** begin **
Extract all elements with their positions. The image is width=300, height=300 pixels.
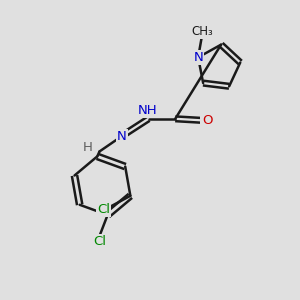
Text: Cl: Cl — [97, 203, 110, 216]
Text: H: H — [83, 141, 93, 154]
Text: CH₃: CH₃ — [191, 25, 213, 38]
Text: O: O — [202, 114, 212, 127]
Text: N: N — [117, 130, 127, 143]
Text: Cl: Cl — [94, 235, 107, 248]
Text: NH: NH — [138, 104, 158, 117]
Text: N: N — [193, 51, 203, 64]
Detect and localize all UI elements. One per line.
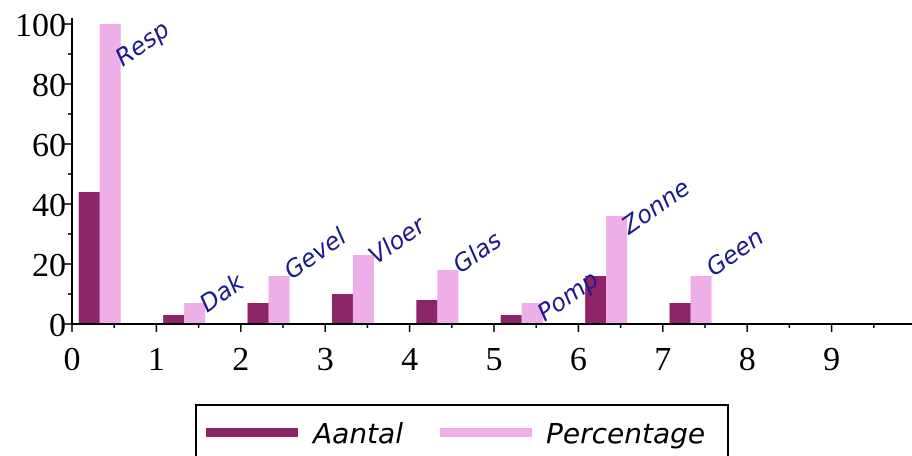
** end **
** begin **
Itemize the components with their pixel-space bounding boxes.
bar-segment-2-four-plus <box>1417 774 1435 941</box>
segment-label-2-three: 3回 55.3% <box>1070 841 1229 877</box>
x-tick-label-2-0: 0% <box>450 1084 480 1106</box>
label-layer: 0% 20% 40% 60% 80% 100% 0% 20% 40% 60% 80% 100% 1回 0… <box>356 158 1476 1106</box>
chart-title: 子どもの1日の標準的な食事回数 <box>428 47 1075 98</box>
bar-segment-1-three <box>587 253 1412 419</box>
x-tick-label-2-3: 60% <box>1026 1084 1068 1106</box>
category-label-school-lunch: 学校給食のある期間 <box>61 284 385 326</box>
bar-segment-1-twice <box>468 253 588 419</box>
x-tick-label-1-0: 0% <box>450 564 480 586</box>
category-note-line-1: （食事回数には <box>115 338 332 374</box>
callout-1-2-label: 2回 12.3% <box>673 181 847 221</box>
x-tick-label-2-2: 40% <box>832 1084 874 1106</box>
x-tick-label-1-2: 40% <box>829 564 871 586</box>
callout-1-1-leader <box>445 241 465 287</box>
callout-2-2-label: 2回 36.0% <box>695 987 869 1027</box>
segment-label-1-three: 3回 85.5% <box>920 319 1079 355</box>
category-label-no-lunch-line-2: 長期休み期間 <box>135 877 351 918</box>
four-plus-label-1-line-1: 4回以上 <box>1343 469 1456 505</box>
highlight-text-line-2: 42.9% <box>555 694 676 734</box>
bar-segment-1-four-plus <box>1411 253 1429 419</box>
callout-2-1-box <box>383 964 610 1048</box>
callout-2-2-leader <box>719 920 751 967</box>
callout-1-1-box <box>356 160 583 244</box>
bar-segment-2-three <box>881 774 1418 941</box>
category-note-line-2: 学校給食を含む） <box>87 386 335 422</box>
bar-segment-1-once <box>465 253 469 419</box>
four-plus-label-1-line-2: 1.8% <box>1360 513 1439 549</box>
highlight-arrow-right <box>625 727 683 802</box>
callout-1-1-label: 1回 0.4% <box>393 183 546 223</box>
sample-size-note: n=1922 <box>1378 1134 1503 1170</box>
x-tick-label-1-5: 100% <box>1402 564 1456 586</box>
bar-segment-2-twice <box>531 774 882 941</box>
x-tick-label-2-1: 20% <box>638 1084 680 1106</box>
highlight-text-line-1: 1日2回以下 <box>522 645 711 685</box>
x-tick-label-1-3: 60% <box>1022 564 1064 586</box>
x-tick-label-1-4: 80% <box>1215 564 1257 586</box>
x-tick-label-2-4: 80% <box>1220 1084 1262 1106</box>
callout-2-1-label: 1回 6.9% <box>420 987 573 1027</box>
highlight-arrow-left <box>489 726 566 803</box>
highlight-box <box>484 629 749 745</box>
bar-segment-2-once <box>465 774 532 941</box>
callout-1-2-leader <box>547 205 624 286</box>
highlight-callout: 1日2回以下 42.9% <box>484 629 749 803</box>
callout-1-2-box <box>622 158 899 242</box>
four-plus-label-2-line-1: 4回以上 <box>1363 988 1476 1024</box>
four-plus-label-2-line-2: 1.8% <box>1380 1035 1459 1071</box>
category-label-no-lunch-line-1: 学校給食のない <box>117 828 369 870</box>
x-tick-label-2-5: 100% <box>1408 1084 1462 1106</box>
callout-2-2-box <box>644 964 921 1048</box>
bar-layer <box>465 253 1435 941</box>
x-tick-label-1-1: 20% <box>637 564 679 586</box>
** end **
What the exercise asks: Copy out verbatim the rows starting at the line containing "Itemize the components" and ending at the line containing "x-tick-label-2-0: 0% <box>450", both of those lines included.

The solution:
Itemize the components with their pixel-space bounding boxes.
bar-segment-2-four-plus <box>1417 774 1435 941</box>
segment-label-2-three: 3回 55.3% <box>1070 841 1229 877</box>
x-tick-label-2-0: 0% <box>450 1084 480 1106</box>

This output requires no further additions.